═════ RECORDS FOR THE TASK

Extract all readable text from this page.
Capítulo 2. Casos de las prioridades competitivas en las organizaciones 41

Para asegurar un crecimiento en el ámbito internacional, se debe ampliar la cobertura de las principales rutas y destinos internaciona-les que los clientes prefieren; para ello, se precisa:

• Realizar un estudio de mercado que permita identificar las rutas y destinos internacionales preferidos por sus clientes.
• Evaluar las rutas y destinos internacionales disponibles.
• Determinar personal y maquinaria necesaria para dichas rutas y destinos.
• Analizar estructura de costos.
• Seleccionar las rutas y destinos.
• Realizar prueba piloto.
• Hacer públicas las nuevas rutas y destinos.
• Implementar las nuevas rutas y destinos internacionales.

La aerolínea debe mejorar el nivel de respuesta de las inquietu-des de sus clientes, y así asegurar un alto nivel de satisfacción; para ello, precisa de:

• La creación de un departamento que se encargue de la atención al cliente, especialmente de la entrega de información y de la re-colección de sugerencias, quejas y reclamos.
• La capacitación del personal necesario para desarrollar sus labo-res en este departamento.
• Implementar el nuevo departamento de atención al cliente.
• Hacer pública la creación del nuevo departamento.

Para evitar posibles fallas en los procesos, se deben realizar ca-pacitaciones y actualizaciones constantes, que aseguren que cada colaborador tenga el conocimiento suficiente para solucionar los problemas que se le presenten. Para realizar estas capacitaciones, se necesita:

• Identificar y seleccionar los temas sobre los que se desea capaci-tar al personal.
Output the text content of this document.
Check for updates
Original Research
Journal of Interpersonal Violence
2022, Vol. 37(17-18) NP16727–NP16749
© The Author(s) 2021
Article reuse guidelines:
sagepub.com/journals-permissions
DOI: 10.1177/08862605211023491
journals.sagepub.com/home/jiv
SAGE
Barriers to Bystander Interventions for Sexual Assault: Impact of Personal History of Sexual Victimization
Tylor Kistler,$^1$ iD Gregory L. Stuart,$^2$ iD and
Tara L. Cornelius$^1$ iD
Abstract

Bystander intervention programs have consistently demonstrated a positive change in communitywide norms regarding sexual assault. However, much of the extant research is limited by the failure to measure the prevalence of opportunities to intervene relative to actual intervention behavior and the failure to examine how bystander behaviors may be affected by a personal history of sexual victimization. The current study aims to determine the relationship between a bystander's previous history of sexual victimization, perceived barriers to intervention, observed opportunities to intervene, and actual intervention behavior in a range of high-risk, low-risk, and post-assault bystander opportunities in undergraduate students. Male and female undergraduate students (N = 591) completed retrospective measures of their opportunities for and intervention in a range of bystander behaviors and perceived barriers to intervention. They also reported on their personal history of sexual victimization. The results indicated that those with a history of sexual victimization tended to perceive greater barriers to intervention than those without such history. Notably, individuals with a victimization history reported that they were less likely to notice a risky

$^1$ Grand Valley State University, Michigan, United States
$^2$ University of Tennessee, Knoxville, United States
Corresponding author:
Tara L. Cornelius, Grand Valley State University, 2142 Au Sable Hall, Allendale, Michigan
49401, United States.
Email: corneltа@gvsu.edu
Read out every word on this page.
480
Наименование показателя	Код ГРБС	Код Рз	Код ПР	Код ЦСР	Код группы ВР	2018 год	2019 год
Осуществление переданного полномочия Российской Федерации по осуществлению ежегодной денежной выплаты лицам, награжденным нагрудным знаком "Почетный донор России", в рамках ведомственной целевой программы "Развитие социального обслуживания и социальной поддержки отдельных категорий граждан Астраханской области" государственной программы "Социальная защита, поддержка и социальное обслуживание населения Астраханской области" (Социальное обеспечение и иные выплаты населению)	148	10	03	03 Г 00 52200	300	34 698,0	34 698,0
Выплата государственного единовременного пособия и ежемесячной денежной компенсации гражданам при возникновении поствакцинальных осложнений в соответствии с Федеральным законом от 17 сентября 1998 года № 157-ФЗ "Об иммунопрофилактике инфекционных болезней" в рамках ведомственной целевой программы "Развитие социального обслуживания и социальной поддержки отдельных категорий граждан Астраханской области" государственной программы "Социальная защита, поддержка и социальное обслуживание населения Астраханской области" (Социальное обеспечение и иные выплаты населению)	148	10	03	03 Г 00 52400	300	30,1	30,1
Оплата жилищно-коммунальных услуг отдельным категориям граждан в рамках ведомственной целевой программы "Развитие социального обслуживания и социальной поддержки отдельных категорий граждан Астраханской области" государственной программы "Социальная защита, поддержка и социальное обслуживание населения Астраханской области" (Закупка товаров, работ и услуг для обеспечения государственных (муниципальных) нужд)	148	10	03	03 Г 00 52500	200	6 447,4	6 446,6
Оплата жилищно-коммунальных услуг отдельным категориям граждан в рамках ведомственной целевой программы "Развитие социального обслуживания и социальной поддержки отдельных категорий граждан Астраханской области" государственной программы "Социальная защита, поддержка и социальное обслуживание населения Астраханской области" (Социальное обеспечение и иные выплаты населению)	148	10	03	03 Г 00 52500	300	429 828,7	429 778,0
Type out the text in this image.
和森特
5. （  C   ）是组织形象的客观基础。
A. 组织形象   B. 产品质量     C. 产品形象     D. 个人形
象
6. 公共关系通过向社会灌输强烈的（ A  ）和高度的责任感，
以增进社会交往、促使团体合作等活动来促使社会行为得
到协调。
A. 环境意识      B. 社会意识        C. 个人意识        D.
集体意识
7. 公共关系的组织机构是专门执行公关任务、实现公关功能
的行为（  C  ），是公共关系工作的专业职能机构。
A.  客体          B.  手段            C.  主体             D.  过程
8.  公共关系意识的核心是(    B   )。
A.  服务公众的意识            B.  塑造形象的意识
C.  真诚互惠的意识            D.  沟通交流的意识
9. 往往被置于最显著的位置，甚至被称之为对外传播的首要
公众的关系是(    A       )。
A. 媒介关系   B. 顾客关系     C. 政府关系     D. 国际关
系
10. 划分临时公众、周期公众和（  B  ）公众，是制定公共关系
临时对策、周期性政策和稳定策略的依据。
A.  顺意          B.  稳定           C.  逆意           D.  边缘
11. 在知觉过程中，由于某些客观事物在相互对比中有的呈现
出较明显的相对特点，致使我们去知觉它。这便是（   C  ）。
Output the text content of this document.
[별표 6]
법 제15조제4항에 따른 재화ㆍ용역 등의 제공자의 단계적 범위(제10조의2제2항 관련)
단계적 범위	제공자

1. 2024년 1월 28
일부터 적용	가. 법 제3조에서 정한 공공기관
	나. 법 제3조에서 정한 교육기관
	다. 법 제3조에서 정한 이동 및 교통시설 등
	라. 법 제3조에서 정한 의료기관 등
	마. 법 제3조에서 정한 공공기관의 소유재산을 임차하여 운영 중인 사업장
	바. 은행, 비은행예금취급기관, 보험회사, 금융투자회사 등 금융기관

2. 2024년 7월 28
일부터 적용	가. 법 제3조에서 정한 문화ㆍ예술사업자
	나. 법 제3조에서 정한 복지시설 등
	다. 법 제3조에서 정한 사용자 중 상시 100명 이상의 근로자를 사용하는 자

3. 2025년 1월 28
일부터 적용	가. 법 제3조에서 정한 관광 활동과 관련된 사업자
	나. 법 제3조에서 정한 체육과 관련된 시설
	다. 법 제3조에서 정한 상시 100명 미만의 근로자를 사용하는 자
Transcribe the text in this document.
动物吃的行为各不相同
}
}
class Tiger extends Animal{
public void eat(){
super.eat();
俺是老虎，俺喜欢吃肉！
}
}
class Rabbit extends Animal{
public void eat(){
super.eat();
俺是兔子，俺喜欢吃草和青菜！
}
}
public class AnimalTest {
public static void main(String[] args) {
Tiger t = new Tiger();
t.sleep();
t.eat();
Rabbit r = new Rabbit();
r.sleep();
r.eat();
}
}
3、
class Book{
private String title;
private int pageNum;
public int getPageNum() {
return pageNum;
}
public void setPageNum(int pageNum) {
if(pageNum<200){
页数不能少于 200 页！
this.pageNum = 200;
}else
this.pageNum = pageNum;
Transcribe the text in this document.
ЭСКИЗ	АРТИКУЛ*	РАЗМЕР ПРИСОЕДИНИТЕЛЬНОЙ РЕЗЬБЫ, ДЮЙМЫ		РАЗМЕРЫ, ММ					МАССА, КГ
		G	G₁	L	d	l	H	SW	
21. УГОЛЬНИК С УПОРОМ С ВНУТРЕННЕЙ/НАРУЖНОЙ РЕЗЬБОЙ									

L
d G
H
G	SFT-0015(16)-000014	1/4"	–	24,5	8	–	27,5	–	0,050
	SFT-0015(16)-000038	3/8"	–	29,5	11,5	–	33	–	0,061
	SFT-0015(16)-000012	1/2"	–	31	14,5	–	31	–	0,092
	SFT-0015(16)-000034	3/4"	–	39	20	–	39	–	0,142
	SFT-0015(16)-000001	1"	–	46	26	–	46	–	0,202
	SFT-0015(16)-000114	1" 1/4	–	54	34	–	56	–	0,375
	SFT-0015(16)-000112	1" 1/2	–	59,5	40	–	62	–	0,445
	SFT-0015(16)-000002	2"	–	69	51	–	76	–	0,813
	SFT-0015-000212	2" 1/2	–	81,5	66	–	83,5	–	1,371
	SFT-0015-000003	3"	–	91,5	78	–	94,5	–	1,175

══════════

WHAT TO DO ▸
Show each line holding the word "atención".

RESPONSE BELOW ▸
• La creación de un departamento que se encargue de la atención al cliente, especialmente de la entrega de información y de la re-colección de sugerencias, quejas y reclamos.
• Implementar el nuevo departamento de atención al cliente.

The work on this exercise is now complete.